__Task requirements__. Work out the number of lines containing "week". Give that number alone.

__Records supplied__.
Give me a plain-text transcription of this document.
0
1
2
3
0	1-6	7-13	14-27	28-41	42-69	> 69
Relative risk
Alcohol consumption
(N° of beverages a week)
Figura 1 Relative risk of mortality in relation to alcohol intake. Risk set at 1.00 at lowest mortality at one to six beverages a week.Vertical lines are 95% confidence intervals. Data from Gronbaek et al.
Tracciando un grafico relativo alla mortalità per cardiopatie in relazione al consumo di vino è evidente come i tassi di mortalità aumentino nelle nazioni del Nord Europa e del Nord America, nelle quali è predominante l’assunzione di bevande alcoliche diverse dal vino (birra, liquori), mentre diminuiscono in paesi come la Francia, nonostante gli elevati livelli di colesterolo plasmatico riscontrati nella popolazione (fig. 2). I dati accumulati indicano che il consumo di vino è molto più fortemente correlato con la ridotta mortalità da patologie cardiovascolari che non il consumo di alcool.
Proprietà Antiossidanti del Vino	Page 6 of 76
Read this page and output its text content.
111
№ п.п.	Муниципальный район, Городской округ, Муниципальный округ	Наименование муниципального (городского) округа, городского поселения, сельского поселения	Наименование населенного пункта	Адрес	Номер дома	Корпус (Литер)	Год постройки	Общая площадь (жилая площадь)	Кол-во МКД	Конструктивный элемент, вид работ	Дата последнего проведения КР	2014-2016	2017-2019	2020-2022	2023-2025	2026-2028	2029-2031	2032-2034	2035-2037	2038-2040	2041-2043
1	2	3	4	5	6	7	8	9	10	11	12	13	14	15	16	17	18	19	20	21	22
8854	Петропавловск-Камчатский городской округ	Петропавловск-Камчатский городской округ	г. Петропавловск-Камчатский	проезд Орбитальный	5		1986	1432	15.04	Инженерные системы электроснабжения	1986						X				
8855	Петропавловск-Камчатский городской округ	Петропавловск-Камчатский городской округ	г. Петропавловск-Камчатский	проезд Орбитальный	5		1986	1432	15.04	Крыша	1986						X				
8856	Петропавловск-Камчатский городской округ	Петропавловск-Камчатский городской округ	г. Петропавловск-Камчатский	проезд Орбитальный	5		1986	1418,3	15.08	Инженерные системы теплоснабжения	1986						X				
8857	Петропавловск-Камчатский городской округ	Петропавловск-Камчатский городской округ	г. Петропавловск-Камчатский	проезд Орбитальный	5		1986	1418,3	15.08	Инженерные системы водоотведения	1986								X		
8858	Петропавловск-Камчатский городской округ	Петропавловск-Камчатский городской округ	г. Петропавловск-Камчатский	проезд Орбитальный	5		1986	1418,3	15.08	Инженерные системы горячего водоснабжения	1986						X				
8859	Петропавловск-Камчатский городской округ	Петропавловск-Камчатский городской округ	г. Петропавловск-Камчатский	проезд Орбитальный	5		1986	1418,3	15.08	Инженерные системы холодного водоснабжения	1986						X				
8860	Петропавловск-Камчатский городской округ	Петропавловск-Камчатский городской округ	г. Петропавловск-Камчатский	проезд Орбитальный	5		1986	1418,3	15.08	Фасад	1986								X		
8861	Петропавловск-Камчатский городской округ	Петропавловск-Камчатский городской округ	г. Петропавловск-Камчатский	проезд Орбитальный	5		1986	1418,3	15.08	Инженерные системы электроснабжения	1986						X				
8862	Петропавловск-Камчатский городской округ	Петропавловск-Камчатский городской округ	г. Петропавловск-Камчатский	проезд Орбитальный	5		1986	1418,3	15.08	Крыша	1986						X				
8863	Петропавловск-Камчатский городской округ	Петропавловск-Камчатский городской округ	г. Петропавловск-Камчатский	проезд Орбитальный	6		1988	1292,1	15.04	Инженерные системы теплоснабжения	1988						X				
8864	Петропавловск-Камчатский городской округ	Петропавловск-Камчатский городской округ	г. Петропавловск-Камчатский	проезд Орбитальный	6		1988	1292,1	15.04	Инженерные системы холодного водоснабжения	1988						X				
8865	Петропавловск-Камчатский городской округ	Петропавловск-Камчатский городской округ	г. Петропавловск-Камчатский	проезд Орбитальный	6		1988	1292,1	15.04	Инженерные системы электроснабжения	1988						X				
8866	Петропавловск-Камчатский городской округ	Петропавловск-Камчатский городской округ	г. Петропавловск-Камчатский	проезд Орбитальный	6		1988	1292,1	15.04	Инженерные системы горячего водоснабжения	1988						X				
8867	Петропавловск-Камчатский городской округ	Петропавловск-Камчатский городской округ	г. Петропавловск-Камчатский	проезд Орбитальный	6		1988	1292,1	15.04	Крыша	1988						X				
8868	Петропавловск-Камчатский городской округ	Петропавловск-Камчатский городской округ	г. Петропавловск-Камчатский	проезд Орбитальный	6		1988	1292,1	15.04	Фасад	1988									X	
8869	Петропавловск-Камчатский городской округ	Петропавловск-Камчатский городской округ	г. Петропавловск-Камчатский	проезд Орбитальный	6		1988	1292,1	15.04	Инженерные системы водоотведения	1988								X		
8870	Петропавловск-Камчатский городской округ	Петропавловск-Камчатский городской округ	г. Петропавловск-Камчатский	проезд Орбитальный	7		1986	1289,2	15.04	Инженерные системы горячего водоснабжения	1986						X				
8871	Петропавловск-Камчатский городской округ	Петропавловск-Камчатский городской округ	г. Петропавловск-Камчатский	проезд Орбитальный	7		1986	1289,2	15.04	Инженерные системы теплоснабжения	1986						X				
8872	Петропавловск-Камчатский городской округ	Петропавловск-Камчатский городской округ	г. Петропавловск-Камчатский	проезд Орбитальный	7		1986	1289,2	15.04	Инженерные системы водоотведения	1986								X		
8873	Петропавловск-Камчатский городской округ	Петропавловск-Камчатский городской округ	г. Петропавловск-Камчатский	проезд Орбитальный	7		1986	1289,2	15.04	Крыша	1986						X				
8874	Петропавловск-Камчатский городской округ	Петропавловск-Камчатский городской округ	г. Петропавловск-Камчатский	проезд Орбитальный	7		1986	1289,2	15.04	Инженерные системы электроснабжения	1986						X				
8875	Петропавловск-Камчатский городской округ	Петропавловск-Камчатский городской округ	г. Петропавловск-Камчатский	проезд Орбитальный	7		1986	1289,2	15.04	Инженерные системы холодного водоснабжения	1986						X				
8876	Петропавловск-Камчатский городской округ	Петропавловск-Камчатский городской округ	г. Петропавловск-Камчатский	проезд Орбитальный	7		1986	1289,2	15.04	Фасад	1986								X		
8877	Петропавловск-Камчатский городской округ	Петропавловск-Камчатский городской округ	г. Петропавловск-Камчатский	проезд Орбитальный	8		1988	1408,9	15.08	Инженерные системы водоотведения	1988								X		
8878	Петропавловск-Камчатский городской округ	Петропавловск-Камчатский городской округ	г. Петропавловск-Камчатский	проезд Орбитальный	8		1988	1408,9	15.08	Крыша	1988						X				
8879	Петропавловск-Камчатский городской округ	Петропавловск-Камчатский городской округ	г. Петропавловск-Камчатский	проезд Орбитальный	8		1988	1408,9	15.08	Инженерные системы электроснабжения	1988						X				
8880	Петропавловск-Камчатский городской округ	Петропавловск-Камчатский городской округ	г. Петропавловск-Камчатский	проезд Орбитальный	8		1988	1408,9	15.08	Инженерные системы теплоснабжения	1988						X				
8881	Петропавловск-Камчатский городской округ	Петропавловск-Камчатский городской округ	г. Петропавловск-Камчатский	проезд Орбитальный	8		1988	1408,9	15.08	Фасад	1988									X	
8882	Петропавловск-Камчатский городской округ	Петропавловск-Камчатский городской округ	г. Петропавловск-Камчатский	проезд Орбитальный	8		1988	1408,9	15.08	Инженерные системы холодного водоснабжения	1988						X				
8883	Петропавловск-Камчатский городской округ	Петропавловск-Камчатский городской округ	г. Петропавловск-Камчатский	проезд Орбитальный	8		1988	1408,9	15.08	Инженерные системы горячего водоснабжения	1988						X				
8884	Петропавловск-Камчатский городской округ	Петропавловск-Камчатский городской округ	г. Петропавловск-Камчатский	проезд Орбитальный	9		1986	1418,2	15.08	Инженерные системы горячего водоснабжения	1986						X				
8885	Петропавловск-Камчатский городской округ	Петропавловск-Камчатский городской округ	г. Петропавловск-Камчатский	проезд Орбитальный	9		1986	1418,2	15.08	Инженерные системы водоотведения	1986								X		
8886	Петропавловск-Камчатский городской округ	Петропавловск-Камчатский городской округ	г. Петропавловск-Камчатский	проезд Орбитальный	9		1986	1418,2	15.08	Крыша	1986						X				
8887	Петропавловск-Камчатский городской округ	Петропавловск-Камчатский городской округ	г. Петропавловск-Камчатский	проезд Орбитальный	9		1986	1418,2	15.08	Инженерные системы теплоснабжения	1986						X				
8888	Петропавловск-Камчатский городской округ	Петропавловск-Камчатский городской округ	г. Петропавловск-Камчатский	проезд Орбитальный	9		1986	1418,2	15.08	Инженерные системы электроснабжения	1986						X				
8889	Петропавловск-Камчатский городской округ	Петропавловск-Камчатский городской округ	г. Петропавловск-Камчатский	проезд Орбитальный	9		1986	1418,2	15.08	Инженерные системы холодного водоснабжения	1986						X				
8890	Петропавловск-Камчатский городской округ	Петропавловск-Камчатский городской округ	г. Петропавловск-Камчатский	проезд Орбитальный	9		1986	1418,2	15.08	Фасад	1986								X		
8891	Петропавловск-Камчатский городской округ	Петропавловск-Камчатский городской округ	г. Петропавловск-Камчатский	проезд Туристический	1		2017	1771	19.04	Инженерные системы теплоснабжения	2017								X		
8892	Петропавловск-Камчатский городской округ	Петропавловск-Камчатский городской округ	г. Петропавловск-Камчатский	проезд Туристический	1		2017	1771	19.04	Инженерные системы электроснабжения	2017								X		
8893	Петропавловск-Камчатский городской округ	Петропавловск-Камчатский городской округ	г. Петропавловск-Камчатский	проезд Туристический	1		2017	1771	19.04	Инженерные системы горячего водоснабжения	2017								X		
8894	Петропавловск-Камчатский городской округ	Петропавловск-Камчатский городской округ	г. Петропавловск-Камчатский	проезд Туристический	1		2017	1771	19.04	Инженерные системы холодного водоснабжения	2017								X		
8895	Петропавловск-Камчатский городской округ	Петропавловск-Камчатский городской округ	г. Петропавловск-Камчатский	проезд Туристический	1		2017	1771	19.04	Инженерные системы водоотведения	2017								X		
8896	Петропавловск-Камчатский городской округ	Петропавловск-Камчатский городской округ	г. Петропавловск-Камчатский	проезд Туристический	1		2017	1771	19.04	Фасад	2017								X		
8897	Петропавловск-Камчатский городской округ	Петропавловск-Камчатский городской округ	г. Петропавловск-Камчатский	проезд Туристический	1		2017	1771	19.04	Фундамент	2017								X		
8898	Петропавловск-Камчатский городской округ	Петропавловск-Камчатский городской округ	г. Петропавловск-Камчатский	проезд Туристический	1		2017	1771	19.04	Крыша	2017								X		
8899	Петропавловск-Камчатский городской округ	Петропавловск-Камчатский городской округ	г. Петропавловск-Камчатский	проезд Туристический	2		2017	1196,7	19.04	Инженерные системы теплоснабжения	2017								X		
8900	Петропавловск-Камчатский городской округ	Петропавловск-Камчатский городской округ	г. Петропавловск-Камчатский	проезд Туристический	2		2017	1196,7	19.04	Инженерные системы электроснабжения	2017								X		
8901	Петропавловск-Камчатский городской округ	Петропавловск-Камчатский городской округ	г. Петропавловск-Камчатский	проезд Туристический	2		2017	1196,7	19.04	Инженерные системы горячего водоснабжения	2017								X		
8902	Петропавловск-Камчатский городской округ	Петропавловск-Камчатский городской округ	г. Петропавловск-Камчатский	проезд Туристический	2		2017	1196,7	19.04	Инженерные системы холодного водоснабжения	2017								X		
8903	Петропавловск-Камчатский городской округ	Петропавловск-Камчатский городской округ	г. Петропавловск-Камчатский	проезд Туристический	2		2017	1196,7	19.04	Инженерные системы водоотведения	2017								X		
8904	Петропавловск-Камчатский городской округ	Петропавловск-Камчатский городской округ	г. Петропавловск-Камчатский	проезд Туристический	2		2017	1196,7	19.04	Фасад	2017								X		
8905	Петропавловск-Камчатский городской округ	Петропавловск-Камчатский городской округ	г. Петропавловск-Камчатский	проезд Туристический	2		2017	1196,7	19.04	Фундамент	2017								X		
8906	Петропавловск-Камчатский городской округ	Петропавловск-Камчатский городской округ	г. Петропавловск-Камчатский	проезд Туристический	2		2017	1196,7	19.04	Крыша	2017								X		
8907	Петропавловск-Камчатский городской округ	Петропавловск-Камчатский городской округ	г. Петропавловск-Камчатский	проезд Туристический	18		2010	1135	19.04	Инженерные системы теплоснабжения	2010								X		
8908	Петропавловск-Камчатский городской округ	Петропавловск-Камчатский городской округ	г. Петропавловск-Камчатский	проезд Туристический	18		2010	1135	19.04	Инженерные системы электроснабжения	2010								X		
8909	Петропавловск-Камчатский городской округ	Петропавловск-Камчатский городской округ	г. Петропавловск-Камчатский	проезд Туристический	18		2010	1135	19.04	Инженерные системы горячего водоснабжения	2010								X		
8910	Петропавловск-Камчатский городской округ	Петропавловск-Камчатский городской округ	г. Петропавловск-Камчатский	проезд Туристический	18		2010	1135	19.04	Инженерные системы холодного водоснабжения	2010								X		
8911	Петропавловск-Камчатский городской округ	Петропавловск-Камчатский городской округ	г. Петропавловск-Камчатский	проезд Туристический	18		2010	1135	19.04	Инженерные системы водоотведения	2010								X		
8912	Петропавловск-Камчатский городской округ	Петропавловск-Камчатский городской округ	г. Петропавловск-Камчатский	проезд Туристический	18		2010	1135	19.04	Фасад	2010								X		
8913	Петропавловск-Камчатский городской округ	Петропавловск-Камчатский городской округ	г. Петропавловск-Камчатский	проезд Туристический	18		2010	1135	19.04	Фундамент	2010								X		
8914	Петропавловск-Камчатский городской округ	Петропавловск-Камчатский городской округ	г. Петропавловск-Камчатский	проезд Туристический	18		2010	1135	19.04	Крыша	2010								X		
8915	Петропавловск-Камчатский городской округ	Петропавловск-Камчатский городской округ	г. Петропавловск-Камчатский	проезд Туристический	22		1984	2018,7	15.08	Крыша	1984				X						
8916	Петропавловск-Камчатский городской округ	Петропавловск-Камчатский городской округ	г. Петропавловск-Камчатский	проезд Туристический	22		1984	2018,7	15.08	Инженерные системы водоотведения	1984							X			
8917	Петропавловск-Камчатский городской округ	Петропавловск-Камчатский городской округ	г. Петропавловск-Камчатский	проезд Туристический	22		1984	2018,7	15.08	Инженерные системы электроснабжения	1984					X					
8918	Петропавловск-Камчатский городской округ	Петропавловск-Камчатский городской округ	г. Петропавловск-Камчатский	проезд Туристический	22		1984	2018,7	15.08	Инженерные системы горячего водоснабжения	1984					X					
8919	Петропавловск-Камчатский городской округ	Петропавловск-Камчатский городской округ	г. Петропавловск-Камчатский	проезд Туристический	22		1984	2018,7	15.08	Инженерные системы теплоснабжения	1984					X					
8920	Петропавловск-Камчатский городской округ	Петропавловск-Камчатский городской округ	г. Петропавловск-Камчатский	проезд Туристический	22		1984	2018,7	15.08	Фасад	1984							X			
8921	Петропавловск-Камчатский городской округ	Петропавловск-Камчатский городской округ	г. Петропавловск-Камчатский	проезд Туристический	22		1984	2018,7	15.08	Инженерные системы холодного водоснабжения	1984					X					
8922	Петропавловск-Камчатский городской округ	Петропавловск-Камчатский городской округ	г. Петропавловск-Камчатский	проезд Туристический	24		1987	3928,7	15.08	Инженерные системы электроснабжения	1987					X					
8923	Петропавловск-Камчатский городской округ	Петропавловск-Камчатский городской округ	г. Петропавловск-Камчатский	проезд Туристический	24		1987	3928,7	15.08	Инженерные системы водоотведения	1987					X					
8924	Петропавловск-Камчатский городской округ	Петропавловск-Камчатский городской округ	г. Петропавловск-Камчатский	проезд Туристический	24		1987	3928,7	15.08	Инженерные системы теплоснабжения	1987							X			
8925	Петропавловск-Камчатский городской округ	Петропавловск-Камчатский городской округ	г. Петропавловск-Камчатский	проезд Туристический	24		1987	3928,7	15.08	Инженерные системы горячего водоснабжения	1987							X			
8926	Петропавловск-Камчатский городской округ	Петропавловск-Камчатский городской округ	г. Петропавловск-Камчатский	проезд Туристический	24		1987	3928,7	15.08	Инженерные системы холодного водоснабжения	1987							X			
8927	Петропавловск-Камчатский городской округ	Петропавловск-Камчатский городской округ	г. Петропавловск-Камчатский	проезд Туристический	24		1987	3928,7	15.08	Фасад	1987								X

__The reply__. 2